● **Required task**:
State how many lines in the entries below contain "with". Write nothing but the number.

[start]

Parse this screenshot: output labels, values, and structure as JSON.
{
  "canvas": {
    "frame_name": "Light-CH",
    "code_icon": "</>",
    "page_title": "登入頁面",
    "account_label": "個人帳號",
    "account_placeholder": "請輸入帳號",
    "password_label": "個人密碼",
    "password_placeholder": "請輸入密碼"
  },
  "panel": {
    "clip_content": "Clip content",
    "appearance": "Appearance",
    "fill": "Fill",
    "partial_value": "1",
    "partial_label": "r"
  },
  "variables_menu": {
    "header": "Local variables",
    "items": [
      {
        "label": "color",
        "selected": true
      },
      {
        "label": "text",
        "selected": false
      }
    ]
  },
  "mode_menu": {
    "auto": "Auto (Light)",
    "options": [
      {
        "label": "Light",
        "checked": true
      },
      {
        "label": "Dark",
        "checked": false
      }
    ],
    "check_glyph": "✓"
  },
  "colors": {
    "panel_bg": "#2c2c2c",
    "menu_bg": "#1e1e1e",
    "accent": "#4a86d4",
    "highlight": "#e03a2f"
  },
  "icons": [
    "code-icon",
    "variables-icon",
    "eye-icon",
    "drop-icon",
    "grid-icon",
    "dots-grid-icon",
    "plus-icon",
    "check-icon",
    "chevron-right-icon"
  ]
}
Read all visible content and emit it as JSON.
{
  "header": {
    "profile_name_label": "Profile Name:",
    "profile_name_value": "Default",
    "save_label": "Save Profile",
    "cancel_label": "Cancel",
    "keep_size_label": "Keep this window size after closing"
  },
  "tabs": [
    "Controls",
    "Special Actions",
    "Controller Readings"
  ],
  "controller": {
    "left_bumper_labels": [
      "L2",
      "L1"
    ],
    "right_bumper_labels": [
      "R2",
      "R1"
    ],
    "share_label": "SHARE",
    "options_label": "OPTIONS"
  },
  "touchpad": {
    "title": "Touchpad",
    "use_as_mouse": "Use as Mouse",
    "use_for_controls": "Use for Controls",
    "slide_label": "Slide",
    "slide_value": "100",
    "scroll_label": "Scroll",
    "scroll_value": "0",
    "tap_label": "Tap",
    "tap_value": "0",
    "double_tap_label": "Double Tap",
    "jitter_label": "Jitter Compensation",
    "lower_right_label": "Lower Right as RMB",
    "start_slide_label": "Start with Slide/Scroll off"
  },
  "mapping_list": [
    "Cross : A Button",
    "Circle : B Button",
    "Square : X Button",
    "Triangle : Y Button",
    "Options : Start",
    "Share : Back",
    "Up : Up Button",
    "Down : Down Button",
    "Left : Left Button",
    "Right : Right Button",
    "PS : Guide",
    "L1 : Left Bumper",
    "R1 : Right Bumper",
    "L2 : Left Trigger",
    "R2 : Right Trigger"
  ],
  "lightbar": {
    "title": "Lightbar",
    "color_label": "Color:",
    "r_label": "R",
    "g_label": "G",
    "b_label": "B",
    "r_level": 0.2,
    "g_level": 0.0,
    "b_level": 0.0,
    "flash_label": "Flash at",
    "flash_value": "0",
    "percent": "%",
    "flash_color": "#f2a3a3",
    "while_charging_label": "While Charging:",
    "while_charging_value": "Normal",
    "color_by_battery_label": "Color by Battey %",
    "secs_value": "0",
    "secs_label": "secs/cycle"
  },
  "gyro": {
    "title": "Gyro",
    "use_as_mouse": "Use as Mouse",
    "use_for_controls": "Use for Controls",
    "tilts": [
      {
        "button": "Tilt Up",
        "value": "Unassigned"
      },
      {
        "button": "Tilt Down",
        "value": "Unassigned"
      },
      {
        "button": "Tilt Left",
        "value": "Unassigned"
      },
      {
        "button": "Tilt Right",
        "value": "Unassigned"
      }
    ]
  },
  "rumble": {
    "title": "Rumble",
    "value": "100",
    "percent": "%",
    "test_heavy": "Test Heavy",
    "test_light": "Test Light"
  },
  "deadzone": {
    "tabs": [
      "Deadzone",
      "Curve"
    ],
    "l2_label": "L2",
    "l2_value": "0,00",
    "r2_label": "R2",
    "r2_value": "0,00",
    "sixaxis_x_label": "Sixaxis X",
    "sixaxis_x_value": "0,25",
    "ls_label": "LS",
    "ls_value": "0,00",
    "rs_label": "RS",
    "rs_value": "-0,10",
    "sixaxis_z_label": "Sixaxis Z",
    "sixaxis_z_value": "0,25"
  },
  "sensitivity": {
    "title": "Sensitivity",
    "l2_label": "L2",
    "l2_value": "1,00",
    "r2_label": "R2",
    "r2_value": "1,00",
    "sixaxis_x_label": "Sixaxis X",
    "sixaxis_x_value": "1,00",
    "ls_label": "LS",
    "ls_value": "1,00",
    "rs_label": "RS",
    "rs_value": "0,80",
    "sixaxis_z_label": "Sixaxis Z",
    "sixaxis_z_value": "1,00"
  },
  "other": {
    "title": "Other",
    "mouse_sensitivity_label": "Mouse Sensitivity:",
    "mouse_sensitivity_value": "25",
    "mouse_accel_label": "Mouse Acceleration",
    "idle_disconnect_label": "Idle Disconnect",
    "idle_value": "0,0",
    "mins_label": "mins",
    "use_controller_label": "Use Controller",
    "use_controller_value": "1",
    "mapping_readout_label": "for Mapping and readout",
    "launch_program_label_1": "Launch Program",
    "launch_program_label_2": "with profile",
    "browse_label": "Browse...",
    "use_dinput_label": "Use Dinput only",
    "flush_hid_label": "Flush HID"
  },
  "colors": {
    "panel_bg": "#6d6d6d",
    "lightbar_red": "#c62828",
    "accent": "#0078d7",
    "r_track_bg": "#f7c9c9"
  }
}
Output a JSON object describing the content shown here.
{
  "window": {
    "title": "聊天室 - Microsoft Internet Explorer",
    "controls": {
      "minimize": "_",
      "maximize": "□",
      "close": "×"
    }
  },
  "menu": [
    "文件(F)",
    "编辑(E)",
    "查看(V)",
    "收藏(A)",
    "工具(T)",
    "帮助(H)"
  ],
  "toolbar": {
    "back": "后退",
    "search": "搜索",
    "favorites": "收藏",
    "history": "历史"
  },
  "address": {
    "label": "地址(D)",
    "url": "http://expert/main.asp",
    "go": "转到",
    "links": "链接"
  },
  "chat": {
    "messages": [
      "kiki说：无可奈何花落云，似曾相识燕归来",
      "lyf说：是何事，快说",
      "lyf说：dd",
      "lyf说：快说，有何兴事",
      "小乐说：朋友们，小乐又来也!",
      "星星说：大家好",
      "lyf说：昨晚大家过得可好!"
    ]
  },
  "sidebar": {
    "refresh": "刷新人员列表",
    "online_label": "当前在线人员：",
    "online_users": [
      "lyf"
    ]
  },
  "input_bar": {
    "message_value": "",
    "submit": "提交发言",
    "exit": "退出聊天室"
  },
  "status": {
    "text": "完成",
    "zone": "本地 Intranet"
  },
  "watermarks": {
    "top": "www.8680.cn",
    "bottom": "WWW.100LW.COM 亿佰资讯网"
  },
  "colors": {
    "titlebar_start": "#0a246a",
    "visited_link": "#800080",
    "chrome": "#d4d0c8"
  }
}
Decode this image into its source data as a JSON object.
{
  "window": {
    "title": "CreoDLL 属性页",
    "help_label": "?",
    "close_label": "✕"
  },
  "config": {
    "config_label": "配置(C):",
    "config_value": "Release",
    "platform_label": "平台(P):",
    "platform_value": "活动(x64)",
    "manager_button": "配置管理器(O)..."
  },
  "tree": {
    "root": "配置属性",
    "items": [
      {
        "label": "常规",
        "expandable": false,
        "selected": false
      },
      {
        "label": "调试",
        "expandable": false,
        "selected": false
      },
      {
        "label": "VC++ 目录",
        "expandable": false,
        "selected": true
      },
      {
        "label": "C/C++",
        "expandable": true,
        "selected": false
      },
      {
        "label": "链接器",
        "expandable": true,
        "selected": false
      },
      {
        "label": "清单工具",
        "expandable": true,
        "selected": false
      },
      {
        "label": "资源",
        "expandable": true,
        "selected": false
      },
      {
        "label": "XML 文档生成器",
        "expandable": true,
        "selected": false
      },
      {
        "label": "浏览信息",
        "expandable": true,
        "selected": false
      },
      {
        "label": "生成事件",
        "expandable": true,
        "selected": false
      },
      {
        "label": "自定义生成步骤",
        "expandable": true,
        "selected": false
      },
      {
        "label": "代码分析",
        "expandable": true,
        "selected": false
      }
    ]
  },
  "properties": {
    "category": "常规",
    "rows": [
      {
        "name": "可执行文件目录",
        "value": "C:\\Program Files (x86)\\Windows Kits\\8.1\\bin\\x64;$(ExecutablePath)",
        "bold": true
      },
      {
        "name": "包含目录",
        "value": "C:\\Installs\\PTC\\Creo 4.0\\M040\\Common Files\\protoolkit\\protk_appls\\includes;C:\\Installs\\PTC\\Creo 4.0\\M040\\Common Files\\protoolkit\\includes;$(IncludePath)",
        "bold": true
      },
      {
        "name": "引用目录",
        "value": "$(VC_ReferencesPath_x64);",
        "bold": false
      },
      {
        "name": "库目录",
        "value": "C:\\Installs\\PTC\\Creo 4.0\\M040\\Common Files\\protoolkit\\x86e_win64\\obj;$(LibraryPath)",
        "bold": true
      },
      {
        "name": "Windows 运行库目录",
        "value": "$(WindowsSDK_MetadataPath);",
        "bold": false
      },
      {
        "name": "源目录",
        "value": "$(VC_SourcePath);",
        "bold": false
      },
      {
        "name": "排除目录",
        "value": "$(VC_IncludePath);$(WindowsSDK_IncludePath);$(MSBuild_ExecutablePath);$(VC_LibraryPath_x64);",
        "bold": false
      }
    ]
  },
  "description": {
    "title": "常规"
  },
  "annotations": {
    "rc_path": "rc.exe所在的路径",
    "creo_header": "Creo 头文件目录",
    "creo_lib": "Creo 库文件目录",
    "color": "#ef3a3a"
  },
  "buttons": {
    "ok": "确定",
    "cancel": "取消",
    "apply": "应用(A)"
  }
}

[end]

● **Exercise solution**:
2